What you are asked to do:
Your reply should be only the number of lines in the records that contain the word "Flemming".

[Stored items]
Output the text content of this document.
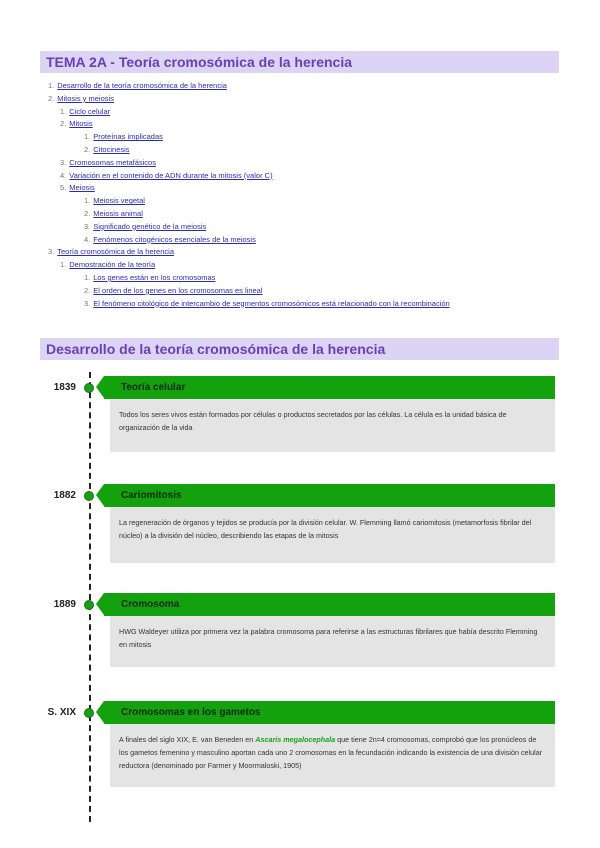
TEMA 2A - Teoría cromosómica de la herencia
1. Desarrollo de la teoría cromosómica de la herencia
2. Mitosis y meiosis
1. Ciclo celular
2. Mitosis
1. Proteínas implicadas
2. Citocinesis
3. Cromosomas metafásicos
4. Variación en el contenido de ADN durante la mitosis (valor C)
5. Meiosis
1. Meiosis vegetal
2. Meiosis animal
3. Significado genético de la meiosis
4. Fenómenos citogénicos esenciales de la meiosis
3. Teoría cromosómica de la herencia
1. Demostración de la teoría
1. Los genes están en los cromosomas
2. El orden de los genes en los cromosomas es lineal
3. El fenómeno citológico de intercambio de segmentos cromosómicos está relacionado con la recombinación
Desarrollo de la teoría cromosómica de la herencia
1839	Teoría celular
Todos los seres vivos están formados por células o productos secretados por las células. La célula es la unidad básica de organización de la vida
1882	Cariomitosis
La regeneración de órganos y tejidos se producía por la división celular. W. Flemming llamó cariomitosis (metamorfosis fibrilar del núcleo) a la división del núcleo, describiendo las etapas de la mitosis
1889	Cromosoma
HWG Waldeyer utiliza por primera vez la palabra cromosoma para referirse a las estructuras fibrilares que había descrito Flemming en mitosis
S. XIX	Cromosomas en los gametos
A finales del siglo XIX, E. van Beneden en Ascaris megalocephala que tiene 2n=4 cromosomas, comprobó que los pronúcleos de los gametos femenino y masculino aportan cada uno 2 cromosomas en la fecundación indicando la existencia de una división celular reductora (denominado por Farmer y Moormaloski, 1905)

Written reply:
2